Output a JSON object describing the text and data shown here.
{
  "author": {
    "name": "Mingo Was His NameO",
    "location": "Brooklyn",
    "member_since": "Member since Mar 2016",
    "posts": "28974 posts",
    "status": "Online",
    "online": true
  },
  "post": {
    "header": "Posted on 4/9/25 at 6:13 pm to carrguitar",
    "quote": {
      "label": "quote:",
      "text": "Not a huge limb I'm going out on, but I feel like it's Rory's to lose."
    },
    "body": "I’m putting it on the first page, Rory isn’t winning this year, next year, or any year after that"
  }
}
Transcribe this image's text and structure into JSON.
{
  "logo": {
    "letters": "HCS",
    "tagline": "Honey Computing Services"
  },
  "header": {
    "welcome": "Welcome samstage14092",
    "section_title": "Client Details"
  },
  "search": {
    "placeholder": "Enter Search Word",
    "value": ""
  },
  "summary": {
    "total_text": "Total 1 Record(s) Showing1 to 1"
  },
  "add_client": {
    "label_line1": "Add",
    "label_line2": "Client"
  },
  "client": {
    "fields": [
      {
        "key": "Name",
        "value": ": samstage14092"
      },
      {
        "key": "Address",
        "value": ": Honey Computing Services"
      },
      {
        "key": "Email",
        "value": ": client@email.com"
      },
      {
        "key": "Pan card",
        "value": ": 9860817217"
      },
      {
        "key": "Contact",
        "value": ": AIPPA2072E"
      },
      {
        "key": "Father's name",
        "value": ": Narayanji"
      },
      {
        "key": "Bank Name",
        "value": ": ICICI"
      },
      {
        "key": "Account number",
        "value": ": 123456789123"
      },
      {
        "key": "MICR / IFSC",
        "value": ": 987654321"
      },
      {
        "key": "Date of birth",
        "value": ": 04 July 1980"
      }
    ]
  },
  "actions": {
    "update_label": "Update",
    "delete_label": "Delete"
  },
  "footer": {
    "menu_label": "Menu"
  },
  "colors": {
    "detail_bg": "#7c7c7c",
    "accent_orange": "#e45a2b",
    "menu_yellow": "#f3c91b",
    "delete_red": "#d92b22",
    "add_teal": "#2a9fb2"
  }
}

### Directions for this task
Extract all of the material exactly as it is written.

### Task output
Output a JSON object describing the text and data shown here.
{
  "author": {
    "name": "Mingo Was His NameO",
    "location": "Brooklyn",
    "member_since": "Member since Mar 2016",
    "posts": "28974 posts",
    "status": "Online",
    "online": true
  },
  "post": {
    "header": "Posted on 4/9/25 at 6:13 pm to carrguitar",
    "quote": {
      "label": "quote:",
      "text": "Not a huge limb I'm going out on, but I feel like it's Rory's to lose."
    },
    "body": "I’m putting it on the first page, Rory isn’t winning this year, next year, or any year after that"
  }
}
Transcribe this image's text and structure into JSON.
{
  "logo": {
    "letters": "HCS",
    "tagline": "Honey Computing Services"
  },
  "header": {
    "welcome": "Welcome samstage14092",
    "section_title": "Client Details"
  },
  "search": {
    "placeholder": "Enter Search Word",
    "value": ""
  },
  "summary": {
    "total_text": "Total 1 Record(s) Showing1 to 1"
  },
  "add_client": {
    "label_line1": "Add",
    "label_line2": "Client"
  },
  "client": {
    "fields": [
      {
        "key": "Name",
        "value": ": samstage14092"
      },
      {
        "key": "Address",
        "value": ": Honey Computing Services"
      },
      {
        "key": "Email",
        "value": ": client@email.com"
      },
      {
        "key": "Pan card",
        "value": ": 9860817217"
      },
      {
        "key": "Contact",
        "value": ": AIPPA2072E"
      },
      {
        "key": "Father's name",
        "value": ": Narayanji"
      },
      {
        "key": "Bank Name",
        "value": ": ICICI"
      },
      {
        "key": "Account number",
        "value": ": 123456789123"
      },
      {
        "key": "MICR / IFSC",
        "value": ": 987654321"
      },
      {
        "key": "Date of birth",
        "value": ": 04 July 1980"
      }
    ]
  },
  "actions": {
    "update_label": "Update",
    "delete_label": "Delete"
  },
  "footer": {
    "menu_label": "Menu"
  },
  "colors": {
    "detail_bg": "#7c7c7c",
    "accent_orange": "#e45a2b",
    "menu_yellow": "#f3c91b",
    "delete_red": "#d92b22",
    "add_teal": "#2a9fb2"
  }
}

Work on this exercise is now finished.